EXERCISE INSTRUCTIONS:
Extract every line from the records below that contains the word "JSON".

------

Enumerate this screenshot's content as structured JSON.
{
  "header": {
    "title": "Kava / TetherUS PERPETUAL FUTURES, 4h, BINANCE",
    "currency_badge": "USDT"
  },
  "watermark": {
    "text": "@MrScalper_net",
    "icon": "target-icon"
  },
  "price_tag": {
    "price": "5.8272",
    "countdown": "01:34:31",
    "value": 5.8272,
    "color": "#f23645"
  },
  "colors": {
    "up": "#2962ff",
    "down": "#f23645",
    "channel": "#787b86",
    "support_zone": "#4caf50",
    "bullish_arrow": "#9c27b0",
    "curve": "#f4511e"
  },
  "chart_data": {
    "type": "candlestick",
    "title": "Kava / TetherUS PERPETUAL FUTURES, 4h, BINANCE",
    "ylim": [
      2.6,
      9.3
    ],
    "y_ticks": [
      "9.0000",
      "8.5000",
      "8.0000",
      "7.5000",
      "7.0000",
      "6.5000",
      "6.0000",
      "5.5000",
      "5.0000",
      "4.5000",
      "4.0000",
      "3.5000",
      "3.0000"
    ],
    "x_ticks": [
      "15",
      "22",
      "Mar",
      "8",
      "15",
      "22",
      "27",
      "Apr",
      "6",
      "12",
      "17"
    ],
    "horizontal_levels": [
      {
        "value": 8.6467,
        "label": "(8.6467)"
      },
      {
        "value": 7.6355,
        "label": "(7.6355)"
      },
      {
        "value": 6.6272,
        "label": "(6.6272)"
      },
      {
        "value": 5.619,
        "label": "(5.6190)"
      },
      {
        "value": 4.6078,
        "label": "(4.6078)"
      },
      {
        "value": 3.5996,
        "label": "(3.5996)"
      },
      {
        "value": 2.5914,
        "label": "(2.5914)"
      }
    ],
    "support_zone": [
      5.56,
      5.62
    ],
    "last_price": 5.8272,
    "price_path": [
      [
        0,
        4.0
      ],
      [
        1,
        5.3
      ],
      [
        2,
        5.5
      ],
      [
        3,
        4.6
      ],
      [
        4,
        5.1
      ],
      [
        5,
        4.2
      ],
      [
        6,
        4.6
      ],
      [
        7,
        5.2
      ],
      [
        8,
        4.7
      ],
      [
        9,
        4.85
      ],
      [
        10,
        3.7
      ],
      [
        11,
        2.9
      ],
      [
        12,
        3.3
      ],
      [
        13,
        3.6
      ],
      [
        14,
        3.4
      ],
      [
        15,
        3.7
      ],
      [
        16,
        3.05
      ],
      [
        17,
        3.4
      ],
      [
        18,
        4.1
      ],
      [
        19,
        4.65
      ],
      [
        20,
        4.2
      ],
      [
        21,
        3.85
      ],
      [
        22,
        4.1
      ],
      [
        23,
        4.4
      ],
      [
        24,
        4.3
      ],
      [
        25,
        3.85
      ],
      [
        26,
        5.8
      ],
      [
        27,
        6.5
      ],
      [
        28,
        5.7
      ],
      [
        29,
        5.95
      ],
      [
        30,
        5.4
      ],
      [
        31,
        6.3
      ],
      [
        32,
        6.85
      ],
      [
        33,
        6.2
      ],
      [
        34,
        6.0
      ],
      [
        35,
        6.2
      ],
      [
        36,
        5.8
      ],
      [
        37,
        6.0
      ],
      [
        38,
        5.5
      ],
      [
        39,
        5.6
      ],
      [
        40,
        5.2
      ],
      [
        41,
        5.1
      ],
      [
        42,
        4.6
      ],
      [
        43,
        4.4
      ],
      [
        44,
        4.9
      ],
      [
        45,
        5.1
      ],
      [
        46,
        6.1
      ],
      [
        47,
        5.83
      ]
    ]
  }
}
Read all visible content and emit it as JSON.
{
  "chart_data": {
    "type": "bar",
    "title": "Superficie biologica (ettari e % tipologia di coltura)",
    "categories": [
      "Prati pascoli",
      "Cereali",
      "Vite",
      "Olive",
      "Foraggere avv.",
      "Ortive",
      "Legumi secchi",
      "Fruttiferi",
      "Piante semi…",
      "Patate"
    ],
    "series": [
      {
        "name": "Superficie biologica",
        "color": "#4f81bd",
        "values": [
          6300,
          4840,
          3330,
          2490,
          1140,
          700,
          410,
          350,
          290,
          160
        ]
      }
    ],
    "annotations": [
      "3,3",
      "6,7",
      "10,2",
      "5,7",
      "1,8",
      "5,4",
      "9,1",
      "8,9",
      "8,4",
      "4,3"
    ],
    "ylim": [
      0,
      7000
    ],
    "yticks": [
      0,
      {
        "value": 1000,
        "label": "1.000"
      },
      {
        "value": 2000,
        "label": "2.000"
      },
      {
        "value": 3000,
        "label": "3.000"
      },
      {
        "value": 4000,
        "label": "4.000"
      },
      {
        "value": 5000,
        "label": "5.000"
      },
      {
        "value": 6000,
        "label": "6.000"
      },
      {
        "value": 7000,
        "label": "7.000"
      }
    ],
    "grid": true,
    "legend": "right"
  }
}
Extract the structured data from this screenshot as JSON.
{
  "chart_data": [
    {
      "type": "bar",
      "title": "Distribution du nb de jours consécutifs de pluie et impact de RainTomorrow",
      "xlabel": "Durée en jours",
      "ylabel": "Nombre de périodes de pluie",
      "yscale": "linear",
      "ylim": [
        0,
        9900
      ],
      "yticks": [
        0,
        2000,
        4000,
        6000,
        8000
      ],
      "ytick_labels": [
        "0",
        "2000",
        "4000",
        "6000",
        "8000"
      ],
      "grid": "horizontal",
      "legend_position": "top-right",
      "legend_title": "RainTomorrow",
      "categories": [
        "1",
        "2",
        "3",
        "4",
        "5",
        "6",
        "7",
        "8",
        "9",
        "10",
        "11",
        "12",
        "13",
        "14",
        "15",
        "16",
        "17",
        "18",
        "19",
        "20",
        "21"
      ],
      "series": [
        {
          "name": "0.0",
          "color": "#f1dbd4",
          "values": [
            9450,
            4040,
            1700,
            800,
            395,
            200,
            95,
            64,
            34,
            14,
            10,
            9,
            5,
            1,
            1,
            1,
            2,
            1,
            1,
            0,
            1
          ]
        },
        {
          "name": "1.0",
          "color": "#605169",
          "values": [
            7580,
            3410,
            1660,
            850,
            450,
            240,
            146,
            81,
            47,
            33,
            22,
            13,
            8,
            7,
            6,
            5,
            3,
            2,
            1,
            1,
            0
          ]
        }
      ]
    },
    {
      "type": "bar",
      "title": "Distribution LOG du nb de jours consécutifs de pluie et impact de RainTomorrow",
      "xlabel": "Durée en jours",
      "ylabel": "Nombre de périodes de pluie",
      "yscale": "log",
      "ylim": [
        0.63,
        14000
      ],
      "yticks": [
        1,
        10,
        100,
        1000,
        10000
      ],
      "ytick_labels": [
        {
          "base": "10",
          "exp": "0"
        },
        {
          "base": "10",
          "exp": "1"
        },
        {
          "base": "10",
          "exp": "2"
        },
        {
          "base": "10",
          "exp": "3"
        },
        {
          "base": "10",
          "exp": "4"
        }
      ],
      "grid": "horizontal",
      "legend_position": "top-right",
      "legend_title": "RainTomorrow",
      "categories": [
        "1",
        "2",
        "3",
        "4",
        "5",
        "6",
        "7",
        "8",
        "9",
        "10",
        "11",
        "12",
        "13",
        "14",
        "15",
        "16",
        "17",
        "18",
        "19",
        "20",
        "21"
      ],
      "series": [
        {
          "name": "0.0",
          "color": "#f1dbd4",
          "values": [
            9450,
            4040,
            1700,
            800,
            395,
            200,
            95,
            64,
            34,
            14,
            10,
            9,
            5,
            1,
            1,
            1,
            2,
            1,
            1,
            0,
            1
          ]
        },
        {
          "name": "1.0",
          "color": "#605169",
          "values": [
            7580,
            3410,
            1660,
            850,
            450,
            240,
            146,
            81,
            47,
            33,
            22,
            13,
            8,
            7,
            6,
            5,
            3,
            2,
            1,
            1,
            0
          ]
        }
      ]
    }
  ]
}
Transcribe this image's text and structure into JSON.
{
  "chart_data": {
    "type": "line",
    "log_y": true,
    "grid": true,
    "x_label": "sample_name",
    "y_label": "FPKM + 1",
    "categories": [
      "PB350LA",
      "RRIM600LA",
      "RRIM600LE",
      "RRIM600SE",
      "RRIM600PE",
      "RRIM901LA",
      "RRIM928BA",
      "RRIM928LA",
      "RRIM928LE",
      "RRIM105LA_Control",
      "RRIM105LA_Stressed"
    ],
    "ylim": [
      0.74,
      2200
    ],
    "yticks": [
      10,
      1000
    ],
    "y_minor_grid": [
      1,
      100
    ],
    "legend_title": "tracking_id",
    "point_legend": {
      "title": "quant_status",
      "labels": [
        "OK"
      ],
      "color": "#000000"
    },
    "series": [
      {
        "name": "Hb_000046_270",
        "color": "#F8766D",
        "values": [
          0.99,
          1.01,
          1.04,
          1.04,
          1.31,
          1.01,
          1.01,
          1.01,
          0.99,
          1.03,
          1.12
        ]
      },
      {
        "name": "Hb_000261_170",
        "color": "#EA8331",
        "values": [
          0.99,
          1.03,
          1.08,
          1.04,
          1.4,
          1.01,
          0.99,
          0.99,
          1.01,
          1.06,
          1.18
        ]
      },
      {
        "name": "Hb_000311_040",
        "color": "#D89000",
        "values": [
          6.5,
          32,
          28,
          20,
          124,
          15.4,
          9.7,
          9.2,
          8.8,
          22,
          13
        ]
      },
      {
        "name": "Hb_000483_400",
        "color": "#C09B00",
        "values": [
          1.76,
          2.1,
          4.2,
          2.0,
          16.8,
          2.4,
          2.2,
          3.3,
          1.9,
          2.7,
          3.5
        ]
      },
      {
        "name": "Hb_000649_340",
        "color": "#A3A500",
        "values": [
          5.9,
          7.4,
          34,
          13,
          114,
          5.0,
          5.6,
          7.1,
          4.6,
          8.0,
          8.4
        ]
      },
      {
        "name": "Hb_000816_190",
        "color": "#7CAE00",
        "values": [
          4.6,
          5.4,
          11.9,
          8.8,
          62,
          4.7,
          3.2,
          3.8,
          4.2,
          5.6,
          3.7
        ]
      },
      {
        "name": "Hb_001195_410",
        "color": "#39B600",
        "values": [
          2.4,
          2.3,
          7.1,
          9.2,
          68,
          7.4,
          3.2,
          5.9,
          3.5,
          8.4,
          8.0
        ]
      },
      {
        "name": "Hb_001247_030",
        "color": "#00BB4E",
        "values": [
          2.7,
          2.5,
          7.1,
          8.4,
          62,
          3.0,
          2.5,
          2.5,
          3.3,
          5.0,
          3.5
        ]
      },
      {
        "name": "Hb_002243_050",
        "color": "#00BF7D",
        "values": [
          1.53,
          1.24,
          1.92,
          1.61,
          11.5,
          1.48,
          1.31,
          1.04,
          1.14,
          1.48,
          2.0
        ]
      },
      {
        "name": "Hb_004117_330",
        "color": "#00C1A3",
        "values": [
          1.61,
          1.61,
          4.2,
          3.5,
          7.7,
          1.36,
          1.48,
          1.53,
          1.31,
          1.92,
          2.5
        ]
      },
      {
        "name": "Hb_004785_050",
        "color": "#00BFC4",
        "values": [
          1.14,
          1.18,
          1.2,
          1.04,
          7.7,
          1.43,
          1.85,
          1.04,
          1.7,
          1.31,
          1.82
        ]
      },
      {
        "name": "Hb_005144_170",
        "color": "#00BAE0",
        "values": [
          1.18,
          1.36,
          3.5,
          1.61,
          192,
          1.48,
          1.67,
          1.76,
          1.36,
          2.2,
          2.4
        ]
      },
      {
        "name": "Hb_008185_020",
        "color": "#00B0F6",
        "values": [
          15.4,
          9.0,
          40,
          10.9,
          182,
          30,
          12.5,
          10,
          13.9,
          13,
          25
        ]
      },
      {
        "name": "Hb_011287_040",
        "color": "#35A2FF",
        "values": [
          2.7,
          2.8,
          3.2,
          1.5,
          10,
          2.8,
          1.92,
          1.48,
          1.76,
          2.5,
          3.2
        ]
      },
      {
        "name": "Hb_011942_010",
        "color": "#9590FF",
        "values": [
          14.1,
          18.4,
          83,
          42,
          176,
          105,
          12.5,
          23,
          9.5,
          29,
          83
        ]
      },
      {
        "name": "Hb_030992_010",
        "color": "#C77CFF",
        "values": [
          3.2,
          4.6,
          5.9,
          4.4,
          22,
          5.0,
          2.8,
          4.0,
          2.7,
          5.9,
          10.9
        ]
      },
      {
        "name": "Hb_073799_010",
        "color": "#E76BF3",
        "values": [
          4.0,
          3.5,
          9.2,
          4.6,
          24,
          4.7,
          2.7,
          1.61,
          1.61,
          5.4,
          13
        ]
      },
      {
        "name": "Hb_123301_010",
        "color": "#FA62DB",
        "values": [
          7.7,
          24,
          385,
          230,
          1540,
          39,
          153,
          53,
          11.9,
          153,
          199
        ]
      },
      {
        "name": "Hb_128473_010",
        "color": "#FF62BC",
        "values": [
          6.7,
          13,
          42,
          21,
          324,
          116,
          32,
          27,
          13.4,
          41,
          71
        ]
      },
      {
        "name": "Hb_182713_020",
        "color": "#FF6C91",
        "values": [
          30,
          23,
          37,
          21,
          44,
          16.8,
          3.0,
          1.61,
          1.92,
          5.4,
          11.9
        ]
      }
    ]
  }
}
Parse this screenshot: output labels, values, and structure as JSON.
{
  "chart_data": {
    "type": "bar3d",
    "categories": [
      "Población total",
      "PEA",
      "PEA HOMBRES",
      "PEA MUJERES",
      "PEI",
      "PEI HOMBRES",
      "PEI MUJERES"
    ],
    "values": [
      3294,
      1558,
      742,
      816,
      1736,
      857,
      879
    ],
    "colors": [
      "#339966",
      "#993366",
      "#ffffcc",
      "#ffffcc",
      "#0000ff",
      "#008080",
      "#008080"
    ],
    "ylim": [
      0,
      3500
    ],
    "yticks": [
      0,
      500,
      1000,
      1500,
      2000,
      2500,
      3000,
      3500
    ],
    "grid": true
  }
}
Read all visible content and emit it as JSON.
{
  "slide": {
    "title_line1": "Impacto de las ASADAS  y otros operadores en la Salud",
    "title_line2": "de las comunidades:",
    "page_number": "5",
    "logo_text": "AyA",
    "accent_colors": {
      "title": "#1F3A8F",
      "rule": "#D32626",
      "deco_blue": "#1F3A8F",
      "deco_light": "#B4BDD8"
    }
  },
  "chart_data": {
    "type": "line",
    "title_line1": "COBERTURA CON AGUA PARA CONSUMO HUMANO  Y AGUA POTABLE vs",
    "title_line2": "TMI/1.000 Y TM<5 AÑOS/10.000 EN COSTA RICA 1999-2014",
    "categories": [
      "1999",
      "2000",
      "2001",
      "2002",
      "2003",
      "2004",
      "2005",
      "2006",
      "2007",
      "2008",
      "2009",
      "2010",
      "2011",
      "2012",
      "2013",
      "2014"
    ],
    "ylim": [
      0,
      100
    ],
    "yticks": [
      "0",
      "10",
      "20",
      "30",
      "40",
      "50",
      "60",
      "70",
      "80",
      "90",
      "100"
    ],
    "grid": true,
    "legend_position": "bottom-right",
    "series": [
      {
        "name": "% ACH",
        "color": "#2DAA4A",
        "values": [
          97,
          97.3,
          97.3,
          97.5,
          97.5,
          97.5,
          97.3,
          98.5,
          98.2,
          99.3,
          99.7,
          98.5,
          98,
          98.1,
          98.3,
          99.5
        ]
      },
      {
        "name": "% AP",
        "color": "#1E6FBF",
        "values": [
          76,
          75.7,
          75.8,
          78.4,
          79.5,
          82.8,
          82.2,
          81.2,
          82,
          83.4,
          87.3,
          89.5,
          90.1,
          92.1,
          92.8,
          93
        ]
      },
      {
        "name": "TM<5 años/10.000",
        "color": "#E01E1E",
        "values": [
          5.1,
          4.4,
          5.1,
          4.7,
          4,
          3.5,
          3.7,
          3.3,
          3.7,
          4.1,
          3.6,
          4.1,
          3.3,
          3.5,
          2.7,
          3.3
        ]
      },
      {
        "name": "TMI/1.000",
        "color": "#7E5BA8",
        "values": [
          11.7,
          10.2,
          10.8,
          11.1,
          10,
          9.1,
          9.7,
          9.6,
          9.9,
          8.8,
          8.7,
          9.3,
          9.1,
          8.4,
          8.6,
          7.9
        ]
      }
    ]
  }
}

------

ANSWER IN FULL:
Enumerate this screenshot's content as structured JSON.
Read all visible content and emit it as JSON.
Extract the structured data from this screenshot as JSON.
Transcribe this image's text and structure into JSON.
Parse this screenshot: output labels, values, and structure as JSON.
Read all visible content and emit it as JSON.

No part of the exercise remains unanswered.